(Beginning of RECORDS)

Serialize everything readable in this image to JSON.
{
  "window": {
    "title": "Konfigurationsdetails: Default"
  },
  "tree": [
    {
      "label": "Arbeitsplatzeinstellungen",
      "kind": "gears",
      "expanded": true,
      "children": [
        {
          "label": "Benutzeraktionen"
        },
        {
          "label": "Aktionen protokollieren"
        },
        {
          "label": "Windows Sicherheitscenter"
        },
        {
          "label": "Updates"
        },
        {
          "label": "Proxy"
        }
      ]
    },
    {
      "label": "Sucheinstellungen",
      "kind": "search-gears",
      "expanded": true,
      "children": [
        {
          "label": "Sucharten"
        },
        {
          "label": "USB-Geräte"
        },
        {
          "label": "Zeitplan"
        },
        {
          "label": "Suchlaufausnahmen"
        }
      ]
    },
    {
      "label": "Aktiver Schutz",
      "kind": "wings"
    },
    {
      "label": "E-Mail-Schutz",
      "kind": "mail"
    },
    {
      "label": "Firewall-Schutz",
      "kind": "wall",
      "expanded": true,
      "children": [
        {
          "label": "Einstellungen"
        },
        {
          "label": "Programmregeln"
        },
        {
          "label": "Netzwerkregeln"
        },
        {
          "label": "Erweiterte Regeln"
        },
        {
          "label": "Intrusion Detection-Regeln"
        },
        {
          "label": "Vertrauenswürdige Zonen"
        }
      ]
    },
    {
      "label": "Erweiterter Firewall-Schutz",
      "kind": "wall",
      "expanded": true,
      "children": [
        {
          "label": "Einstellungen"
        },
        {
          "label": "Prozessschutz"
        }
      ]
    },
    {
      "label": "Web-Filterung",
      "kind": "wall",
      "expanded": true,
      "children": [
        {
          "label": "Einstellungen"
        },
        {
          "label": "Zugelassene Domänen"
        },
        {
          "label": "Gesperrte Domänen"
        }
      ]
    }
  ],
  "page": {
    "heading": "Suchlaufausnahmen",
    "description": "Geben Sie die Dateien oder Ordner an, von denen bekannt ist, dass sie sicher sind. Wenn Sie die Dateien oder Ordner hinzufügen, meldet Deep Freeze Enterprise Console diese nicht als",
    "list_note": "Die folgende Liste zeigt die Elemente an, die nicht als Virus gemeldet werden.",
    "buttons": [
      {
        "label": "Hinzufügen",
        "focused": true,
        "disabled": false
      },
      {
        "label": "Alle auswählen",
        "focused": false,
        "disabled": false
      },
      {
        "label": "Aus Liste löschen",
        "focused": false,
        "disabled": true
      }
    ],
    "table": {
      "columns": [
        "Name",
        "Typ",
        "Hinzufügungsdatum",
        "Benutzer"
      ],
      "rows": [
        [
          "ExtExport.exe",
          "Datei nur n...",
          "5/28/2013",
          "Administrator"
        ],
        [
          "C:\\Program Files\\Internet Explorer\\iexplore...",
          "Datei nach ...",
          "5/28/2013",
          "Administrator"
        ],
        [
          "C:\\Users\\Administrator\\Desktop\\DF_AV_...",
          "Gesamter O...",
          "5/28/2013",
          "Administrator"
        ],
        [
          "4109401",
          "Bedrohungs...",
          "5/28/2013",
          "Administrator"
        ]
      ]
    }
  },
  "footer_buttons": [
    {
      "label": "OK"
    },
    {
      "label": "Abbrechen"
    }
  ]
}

(End of RECORDS)

## TASK INSTRUCTIONS:
Write out every line of the data again, exactly as it reads.

## RESULT OF THIS TASK:
Serialize everything readable in this image to JSON.
{
  "window": {
    "title": "Konfigurationsdetails: Default"
  },
  "tree": [
    {
      "label": "Arbeitsplatzeinstellungen",
      "kind": "gears",
      "expanded": true,
      "children": [
        {
          "label": "Benutzeraktionen"
        },
        {
          "label": "Aktionen protokollieren"
        },
        {
          "label": "Windows Sicherheitscenter"
        },
        {
          "label": "Updates"
        },
        {
          "label": "Proxy"
        }
      ]
    },
    {
      "label": "Sucheinstellungen",
      "kind": "search-gears",
      "expanded": true,
      "children": [
        {
          "label": "Sucharten"
        },
        {
          "label": "USB-Geräte"
        },
        {
          "label": "Zeitplan"
        },
        {
          "label": "Suchlaufausnahmen"
        }
      ]
    },
    {
      "label": "Aktiver Schutz",
      "kind": "wings"
    },
    {
      "label": "E-Mail-Schutz",
      "kind": "mail"
    },
    {
      "label": "Firewall-Schutz",
      "kind": "wall",
      "expanded": true,
      "children": [
        {
          "label": "Einstellungen"
        },
        {
          "label": "Programmregeln"
        },
        {
          "label": "Netzwerkregeln"
        },
        {
          "label": "Erweiterte Regeln"
        },
        {
          "label": "Intrusion Detection-Regeln"
        },
        {
          "label": "Vertrauenswürdige Zonen"
        }
      ]
    },
    {
      "label": "Erweiterter Firewall-Schutz",
      "kind": "wall",
      "expanded": true,
      "children": [
        {
          "label": "Einstellungen"
        },
        {
          "label": "Prozessschutz"
        }
      ]
    },
    {
      "label": "Web-Filterung",
      "kind": "wall",
      "expanded": true,
      "children": [
        {
          "label": "Einstellungen"
        },
        {
          "label": "Zugelassene Domänen"
        },
        {
          "label": "Gesperrte Domänen"
        }
      ]
    }
  ],
  "page": {
    "heading": "Suchlaufausnahmen",
    "description": "Geben Sie die Dateien oder Ordner an, von denen bekannt ist, dass sie sicher sind. Wenn Sie die Dateien oder Ordner hinzufügen, meldet Deep Freeze Enterprise Console diese nicht als",
    "list_note": "Die folgende Liste zeigt die Elemente an, die nicht als Virus gemeldet werden.",
    "buttons": [
      {
        "label": "Hinzufügen",
        "focused": true,
        "disabled": false
      },
      {
        "label": "Alle auswählen",
        "focused": false,
        "disabled": false
      },
      {
        "label": "Aus Liste löschen",
        "focused": false,
        "disabled": true
      }
    ],
    "table": {
      "columns": [
        "Name",
        "Typ",
        "Hinzufügungsdatum",
        "Benutzer"
      ],
      "rows": [
        [
          "ExtExport.exe",
          "Datei nur n...",
          "5/28/2013",
          "Administrator"
        ],
        [
          "C:\\Program Files\\Internet Explorer\\iexplore...",
          "Datei nach ...",
          "5/28/2013",
          "Administrator"
        ],
        [
          "C:\\Users\\Administrator\\Desktop\\DF_AV_...",
          "Gesamter O...",
          "5/28/2013",
          "Administrator"
        ],
        [
          "4109401",
          "Bedrohungs...",
          "5/28/2013",
          "Administrator"
        ]
      ]
    }
  },
  "footer_buttons": [
    {
      "label": "OK"
    },
    {
      "label": "Abbrechen"
    }
  ]
}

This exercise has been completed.